• [EXERCISE INSTRUCTIONS]:
1 > Answer these questions using the risk-level text.
(a) How many models does the text say it shows?
(b) What value is given for test_size in the train_test_split call?
(c) Which optimizer is set for the NeuralNet model?
2 > Reproduce word for word the part of the risk-level text that begins at the words "## Functions" and ends after "training and validation...".

# A Neural Network model for predicting risk level
The code below trains a neural network model on different subsets of the ProPublica dataset to predict the risk score level (high, medium, low) that the COMPAS algorithm would have assigned a given example.  What I show below are (3) models.  One is a classifier that uses 8 features, the next trains only on age, sex and race, and the last model  uses only race to predict COMPAS risk score.  Notes about modifying the models and performance of each is noted within the notebook below.




In [415]:
import pandas as pd
import logging

import numpy as np
import math

from sklearn.model_selection import train_test_split
# from sklearn.datasets import make_classification
# from sklearn.datasets import make_regression
from sklearn.metrics import roc_auc_score
from sklearn import preprocessing

# from mla.datasets import *
# from mla.metrics.metrics import root_mean_squared_log_error, mean_squared_error
from mla.neuralnet import NeuralNet
from mla.neuralnet.constraints import MaxNorm, UnitNorm
from mla.neuralnet.layers import Activation, Dense, Dropout
from mla.neuralnet.optimizers import SGD, RMSprop, Adagrad, Adadelta, Adam
from mla.neuralnet.parameters import Parameters
from mla.neuralnet.regularizers import *
from mla.utils import one_hot

## Functions
Setting up functions for important steps like converting dataset rows with lots of text into feature vectors for the model, segmenting the dataset for training and validation...


In [493]:
logging.basicConfig(level=logging.DEBUG)

def classification(X, y, is_for_score=True):
    
    example_1 = X[-1]
    example_2 = X[-2]
    example = np.asarray([example_1, example_2])
    
    y = one_hot(y)
    y_len = y.shape[1]
    
    X_train, X_test, y_train, y_test = train_test_split(X, y, test_size=0.15, random_state=1111)

    model = NeuralNet(
        layers=[
            Dense(512, Parameters(init='uniform', regularizers={'W': L2(0.05)})),
            Activation('relu'),
            Dropout(0.9),
            Dense(128, Parameters(init='normal', constraints={'W': MaxNorm()})),
            Activation('relu'),
            Dense(y_len),
            Activation('softmax'),
        ],
        loss='categorical_crossentropy',
        optimizer=Adadelta(),
        metric='accuracy',
        batch_size=256,
        max_epochs=25,
    )

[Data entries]
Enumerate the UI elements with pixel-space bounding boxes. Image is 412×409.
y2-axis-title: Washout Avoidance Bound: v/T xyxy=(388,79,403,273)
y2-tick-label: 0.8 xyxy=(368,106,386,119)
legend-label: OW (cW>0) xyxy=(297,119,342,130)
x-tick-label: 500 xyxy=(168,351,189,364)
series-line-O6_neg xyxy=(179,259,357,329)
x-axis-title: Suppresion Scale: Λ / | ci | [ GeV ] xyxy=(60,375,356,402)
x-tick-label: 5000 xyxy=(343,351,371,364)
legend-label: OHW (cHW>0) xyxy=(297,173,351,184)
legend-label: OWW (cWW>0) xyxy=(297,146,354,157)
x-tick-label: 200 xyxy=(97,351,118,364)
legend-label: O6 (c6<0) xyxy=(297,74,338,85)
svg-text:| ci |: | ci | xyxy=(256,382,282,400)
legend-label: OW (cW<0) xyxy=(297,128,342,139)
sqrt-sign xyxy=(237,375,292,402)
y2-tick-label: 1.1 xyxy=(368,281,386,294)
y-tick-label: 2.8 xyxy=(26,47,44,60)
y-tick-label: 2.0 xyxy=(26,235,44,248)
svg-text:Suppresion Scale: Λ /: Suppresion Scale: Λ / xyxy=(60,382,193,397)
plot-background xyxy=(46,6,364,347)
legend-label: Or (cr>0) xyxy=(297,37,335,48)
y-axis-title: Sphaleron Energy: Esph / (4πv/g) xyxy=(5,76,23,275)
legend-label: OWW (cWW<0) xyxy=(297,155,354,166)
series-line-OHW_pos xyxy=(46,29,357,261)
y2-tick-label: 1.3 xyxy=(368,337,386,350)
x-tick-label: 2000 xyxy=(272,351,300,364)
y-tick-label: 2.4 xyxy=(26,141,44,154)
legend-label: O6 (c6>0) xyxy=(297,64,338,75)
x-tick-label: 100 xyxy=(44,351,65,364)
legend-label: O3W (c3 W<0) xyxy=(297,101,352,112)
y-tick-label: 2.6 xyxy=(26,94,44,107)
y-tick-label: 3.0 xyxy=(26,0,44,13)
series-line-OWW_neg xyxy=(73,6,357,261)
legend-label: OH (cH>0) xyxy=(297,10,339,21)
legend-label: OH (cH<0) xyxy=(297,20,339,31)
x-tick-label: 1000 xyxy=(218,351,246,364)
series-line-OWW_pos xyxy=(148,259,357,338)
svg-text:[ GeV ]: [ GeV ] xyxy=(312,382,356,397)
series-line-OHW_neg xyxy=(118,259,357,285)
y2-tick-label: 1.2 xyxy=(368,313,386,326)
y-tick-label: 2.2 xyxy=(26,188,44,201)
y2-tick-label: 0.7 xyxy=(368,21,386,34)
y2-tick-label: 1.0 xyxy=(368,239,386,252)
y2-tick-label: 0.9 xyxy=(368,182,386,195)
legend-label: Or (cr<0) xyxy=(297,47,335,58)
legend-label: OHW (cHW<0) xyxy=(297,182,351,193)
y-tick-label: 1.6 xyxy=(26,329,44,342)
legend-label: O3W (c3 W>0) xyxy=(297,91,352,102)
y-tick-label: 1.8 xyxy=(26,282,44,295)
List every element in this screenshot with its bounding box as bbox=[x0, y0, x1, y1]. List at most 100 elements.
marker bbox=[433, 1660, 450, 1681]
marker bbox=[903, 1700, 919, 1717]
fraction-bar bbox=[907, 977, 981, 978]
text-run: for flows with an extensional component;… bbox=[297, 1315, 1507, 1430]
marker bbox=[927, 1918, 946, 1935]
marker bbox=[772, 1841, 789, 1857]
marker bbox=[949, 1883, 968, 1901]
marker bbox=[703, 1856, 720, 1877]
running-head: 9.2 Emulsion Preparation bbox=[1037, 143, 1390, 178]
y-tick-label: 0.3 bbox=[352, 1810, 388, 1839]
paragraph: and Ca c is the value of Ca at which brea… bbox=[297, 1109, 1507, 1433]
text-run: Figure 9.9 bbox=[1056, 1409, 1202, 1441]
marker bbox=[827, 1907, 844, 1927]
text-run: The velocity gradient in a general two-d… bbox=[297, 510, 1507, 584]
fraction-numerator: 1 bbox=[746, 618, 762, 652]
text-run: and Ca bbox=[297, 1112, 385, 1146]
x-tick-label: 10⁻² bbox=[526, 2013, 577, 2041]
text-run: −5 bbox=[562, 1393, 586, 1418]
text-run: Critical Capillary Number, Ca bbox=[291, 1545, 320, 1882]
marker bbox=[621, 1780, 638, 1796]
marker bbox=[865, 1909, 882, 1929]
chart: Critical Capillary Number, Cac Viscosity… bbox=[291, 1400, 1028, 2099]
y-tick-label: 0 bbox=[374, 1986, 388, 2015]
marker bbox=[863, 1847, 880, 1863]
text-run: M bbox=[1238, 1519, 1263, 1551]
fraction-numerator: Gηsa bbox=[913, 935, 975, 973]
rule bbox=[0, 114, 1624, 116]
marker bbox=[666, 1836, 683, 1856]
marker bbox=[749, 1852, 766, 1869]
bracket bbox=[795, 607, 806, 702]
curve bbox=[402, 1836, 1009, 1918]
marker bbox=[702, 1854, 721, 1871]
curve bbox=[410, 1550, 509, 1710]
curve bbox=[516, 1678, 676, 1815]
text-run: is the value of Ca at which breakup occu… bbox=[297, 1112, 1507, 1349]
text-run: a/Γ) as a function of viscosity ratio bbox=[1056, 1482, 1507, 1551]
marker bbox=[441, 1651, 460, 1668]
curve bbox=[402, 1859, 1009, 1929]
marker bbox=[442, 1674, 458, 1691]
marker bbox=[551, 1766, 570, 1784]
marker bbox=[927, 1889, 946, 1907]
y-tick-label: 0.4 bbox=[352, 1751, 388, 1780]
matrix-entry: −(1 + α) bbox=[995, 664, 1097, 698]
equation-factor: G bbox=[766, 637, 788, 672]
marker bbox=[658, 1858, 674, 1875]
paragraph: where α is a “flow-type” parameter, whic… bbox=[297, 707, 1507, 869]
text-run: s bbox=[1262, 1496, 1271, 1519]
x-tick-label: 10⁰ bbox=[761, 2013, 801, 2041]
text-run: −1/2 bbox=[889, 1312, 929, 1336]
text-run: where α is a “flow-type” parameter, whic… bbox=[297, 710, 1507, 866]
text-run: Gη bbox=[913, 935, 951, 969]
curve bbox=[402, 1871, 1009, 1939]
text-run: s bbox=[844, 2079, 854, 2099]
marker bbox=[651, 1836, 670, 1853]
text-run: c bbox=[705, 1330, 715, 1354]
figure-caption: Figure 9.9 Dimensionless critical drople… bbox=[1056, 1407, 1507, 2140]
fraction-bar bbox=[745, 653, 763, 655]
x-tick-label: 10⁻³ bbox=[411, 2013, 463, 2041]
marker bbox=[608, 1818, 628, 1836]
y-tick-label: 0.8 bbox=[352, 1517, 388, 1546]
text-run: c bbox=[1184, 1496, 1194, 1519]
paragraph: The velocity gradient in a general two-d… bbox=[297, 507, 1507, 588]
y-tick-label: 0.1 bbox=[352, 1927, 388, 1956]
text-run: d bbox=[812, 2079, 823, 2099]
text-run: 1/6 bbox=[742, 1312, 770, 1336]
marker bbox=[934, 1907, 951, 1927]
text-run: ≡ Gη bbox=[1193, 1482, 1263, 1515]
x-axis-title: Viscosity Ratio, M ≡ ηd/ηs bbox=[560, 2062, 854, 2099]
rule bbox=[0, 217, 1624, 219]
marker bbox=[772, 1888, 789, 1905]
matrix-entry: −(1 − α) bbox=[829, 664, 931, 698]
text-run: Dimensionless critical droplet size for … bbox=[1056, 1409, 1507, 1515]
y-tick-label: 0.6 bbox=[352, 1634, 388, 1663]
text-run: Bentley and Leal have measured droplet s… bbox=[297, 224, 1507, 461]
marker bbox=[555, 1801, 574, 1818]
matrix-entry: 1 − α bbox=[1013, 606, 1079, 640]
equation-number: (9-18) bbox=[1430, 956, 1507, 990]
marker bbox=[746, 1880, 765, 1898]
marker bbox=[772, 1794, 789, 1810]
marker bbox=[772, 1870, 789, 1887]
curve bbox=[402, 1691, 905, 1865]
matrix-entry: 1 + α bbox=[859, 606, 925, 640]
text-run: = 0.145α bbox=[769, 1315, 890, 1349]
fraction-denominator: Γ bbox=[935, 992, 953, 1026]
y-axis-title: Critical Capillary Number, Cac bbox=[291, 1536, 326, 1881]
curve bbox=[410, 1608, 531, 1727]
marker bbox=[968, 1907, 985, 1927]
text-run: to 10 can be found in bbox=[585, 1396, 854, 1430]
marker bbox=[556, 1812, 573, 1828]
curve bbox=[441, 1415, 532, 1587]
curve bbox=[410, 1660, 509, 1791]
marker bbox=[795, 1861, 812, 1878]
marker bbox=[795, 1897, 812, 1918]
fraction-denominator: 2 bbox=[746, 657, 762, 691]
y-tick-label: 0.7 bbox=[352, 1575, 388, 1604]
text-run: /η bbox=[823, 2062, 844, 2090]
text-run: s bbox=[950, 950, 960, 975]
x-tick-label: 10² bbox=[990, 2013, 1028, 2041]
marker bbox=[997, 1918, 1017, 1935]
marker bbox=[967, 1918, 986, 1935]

• [RESULTS OF THE EXERCISE]:
1 >
(a) Three.
(b) 0.15.
(c) Adadelta.

2 >
## Functions
Setting up functions for important steps like converting dataset rows with lots of text into feature vectors for the model, segmenting the dataset for training and validation...